#### RECORD LIST:
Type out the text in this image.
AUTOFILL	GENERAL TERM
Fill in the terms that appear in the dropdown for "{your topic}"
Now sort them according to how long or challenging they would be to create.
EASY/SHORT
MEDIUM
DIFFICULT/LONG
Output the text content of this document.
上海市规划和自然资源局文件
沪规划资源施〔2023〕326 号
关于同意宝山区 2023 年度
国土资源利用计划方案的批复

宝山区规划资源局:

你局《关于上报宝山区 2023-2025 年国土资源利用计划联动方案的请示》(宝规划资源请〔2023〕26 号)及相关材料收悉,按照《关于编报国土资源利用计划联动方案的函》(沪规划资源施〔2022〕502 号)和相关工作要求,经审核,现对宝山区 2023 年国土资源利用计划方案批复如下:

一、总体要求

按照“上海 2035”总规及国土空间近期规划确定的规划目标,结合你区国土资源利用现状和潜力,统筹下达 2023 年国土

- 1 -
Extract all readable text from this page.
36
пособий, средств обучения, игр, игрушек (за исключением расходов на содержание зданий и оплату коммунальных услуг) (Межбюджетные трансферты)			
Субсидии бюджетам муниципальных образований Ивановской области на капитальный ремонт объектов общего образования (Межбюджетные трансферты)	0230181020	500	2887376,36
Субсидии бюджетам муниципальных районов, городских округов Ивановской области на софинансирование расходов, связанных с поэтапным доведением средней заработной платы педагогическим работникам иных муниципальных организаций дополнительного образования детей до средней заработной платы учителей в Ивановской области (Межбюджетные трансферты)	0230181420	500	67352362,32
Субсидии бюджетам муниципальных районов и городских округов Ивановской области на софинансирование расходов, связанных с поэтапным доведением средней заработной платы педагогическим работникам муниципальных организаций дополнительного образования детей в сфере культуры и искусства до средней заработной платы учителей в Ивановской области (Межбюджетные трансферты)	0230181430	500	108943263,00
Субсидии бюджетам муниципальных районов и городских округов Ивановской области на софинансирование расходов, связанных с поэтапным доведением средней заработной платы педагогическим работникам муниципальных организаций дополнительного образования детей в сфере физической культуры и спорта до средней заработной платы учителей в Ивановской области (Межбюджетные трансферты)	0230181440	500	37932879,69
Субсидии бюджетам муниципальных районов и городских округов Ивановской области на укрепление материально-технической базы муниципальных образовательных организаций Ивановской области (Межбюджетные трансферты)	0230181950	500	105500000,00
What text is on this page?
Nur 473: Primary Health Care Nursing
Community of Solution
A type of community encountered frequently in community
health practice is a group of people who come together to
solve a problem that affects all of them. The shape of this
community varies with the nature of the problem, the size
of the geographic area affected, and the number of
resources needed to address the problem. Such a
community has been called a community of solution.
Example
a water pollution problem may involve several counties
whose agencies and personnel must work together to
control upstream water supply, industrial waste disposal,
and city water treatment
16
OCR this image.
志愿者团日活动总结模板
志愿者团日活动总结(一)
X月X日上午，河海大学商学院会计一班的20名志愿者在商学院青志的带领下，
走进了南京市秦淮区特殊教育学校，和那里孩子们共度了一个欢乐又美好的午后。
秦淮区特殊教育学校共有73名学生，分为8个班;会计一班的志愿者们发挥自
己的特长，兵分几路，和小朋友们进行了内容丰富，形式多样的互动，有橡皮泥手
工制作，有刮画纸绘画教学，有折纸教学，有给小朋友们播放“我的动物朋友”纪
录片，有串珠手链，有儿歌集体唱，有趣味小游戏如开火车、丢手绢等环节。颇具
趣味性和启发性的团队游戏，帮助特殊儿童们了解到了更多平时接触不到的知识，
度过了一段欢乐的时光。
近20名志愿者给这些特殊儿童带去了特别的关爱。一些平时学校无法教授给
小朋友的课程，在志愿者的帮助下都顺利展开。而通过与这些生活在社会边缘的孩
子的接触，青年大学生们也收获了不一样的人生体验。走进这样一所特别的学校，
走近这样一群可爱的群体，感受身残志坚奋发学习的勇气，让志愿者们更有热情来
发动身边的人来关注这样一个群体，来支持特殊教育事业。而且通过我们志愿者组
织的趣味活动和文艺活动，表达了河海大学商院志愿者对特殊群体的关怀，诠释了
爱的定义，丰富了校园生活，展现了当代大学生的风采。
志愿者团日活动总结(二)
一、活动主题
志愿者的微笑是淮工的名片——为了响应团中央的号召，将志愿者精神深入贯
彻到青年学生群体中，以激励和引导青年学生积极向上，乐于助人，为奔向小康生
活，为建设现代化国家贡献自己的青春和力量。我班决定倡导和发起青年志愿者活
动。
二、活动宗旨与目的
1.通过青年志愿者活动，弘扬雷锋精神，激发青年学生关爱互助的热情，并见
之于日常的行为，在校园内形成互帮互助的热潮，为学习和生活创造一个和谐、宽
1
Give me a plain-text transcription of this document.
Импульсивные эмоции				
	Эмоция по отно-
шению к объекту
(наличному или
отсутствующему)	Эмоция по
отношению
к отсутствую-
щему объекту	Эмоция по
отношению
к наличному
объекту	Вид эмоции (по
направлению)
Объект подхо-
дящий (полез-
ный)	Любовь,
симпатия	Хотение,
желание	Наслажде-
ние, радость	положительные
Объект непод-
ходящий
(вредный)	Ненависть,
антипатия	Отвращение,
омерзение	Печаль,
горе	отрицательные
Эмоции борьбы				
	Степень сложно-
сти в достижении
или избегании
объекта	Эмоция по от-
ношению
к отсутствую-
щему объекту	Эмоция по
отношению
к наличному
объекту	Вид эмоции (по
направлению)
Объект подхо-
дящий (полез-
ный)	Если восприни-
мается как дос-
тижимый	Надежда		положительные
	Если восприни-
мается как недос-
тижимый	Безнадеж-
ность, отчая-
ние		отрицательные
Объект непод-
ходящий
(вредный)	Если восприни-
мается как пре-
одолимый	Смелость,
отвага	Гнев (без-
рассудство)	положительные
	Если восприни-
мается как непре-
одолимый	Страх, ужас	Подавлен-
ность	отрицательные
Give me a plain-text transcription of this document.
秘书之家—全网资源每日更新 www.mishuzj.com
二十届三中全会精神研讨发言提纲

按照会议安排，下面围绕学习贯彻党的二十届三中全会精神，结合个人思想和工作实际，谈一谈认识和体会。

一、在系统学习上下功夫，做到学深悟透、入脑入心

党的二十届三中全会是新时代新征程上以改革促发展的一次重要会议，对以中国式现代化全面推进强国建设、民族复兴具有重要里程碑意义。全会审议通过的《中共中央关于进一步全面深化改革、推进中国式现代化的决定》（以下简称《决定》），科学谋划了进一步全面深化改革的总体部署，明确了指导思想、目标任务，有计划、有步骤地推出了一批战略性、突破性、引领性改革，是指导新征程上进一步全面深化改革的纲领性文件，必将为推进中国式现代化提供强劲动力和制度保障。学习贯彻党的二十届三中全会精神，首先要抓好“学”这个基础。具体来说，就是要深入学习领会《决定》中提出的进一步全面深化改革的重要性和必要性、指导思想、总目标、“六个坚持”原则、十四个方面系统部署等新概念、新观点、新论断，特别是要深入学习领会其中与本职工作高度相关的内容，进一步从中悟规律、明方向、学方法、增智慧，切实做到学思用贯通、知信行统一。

#### STATED EXERCISE:
Would you reproduce all the entries exactly?

#### EXERCISE SOLUTION:
Type out the text in this image.
AUTOFILL	GENERAL TERM
Fill in the terms that appear in the dropdown for "{your topic}"
Now sort them according to how long or challenging they would be to create.
EASY/SHORT
MEDIUM
DIFFICULT/LONG
Output the text content of this document.
上海市规划和自然资源局文件
沪规划资源施〔2023〕326 号
关于同意宝山区 2023 年度
国土资源利用计划方案的批复

宝山区规划资源局:

你局《关于上报宝山区 2023-2025 年国土资源利用计划联动方案的请示》(宝规划资源请〔2023〕26 号)及相关材料收悉,按照《关于编报国土资源利用计划联动方案的函》(沪规划资源施〔2022〕502 号)和相关工作要求,经审核,现对宝山区 2023 年国土资源利用计划方案批复如下:

一、总体要求

按照“上海 2035”总规及国土空间近期规划确定的规划目标,结合你区国土资源利用现状和潜力,统筹下达 2023 年国土

- 1 -
Extract all readable text from this page.
36
пособий, средств обучения, игр, игрушек (за исключением расходов на содержание зданий и оплату коммунальных услуг) (Межбюджетные трансферты)			
Субсидии бюджетам муниципальных образований Ивановской области на капитальный ремонт объектов общего образования (Межбюджетные трансферты)	0230181020	500	2887376,36
Субсидии бюджетам муниципальных районов, городских округов Ивановской области на софинансирование расходов, связанных с поэтапным доведением средней заработной платы педагогическим работникам иных муниципальных организаций дополнительного образования детей до средней заработной платы учителей в Ивановской области (Межбюджетные трансферты)	0230181420	500	67352362,32
Субсидии бюджетам муниципальных районов и городских округов Ивановской области на софинансирование расходов, связанных с поэтапным доведением средней заработной платы педагогическим работникам муниципальных организаций дополнительного образования детей в сфере культуры и искусства до средней заработной платы учителей в Ивановской области (Межбюджетные трансферты)	0230181430	500	108943263,00
Субсидии бюджетам муниципальных районов и городских округов Ивановской области на софинансирование расходов, связанных с поэтапным доведением средней заработной платы педагогическим работникам муниципальных организаций дополнительного образования детей в сфере физической культуры и спорта до средней заработной платы учителей в Ивановской области (Межбюджетные трансферты)	0230181440	500	37932879,69
Субсидии бюджетам муниципальных районов и городских округов Ивановской области на укрепление материально-технической базы муниципальных образовательных организаций Ивановской области (Межбюджетные трансферты)	0230181950	500	105500000,00
What text is on this page?
Nur 473: Primary Health Care Nursing
Community of Solution
A type of community encountered frequently in community
health practice is a group of people who come together to
solve a problem that affects all of them. The shape of this
community varies with the nature of the problem, the size
of the geographic area affected, and the number of
resources needed to address the problem. Such a
community has been called a community of solution.
Example
a water pollution problem may involve several counties
whose agencies and personnel must work together to
control upstream water supply, industrial waste disposal,
and city water treatment
16
OCR this image.
志愿者团日活动总结模板
志愿者团日活动总结(一)
X月X日上午，河海大学商学院会计一班的20名志愿者在商学院青志的带领下，
走进了南京市秦淮区特殊教育学校，和那里孩子们共度了一个欢乐又美好的午后。
秦淮区特殊教育学校共有73名学生，分为8个班;会计一班的志愿者们发挥自
己的特长，兵分几路，和小朋友们进行了内容丰富，形式多样的互动，有橡皮泥手
工制作，有刮画纸绘画教学，有折纸教学，有给小朋友们播放“我的动物朋友”纪
录片，有串珠手链，有儿歌集体唱，有趣味小游戏如开火车、丢手绢等环节。颇具
趣味性和启发性的团队游戏，帮助特殊儿童们了解到了更多平时接触不到的知识，
度过了一段欢乐的时光。
近20名志愿者给这些特殊儿童带去了特别的关爱。一些平时学校无法教授给
小朋友的课程，在志愿者的帮助下都顺利展开。而通过与这些生活在社会边缘的孩
子的接触，青年大学生们也收获了不一样的人生体验。走进这样一所特别的学校，
走近这样一群可爱的群体，感受身残志坚奋发学习的勇气，让志愿者们更有热情来
发动身边的人来关注这样一个群体，来支持特殊教育事业。而且通过我们志愿者组
织的趣味活动和文艺活动，表达了河海大学商院志愿者对特殊群体的关怀，诠释了
爱的定义，丰富了校园生活，展现了当代大学生的风采。
志愿者团日活动总结(二)
一、活动主题
志愿者的微笑是淮工的名片——为了响应团中央的号召，将志愿者精神深入贯
彻到青年学生群体中，以激励和引导青年学生积极向上，乐于助人，为奔向小康生
活，为建设现代化国家贡献自己的青春和力量。我班决定倡导和发起青年志愿者活
动。
二、活动宗旨与目的
1.通过青年志愿者活动，弘扬雷锋精神，激发青年学生关爱互助的热情，并见
之于日常的行为，在校园内形成互帮互助的热潮，为学习和生活创造一个和谐、宽
1
Give me a plain-text transcription of this document.
Импульсивные эмоции				
	Эмоция по отно-
шению к объекту
(наличному или
отсутствующему)	Эмоция по
отношению
к отсутствую-
щему объекту	Эмоция по
отношению
к наличному
объекту	Вид эмоции (по
направлению)
Объект подхо-
дящий (полез-
ный)	Любовь,
симпатия	Хотение,
желание	Наслажде-
ние, радость	положительные
Объект непод-
ходящий
(вредный)	Ненависть,
антипатия	Отвращение,
омерзение	Печаль,
горе	отрицательные
Эмоции борьбы				
	Степень сложно-
сти в достижении
или избегании
объекта	Эмоция по от-
ношению
к отсутствую-
щему объекту	Эмоция по
отношению
к наличному
объекту	Вид эмоции (по
направлению)
Объект подхо-
дящий (полез-
ный)	Если восприни-
мается как дос-
тижимый	Надежда		положительные
	Если восприни-
мается как недос-
тижимый	Безнадеж-
ность, отчая-
ние		отрицательные
Объект непод-
ходящий
(вредный)	Если восприни-
мается как пре-
одолимый	Смелость,
отвага	Гнев (без-
рассудство)	положительные
	Если восприни-
мается как непре-
одолимый	Страх, ужас	Подавлен-
ность	отрицательные
Give me a plain-text transcription of this document.
秘书之家—全网资源每日更新 www.mishuzj.com
二十届三中全会精神研讨发言提纲

按照会议安排，下面围绕学习贯彻党的二十届三中全会精神，结合个人思想和工作实际，谈一谈认识和体会。

一、在系统学习上下功夫，做到学深悟透、入脑入心

党的二十届三中全会是新时代新征程上以改革促发展的一次重要会议，对以中国式现代化全面推进强国建设、民族复兴具有重要里程碑意义。全会审议通过的《中共中央关于进一步全面深化改革、推进中国式现代化的决定》（以下简称《决定》），科学谋划了进一步全面深化改革的总体部署，明确了指导思想、目标任务，有计划、有步骤地推出了一批战略性、突破性、引领性改革，是指导新征程上进一步全面深化改革的纲领性文件，必将为推进中国式现代化提供强劲动力和制度保障。学习贯彻党的二十届三中全会精神，首先要抓好“学”这个基础。具体来说，就是要深入学习领会《决定》中提出的进一步全面深化改革的重要性和必要性、指导思想、总目标、“六个坚持”原则、十四个方面系统部署等新概念、新观点、新论断，特别是要深入学习领会其中与本职工作高度相关的内容，进一步从中悟规律、明方向、学方法、增智慧，切实做到学思用贯通、知信行统一。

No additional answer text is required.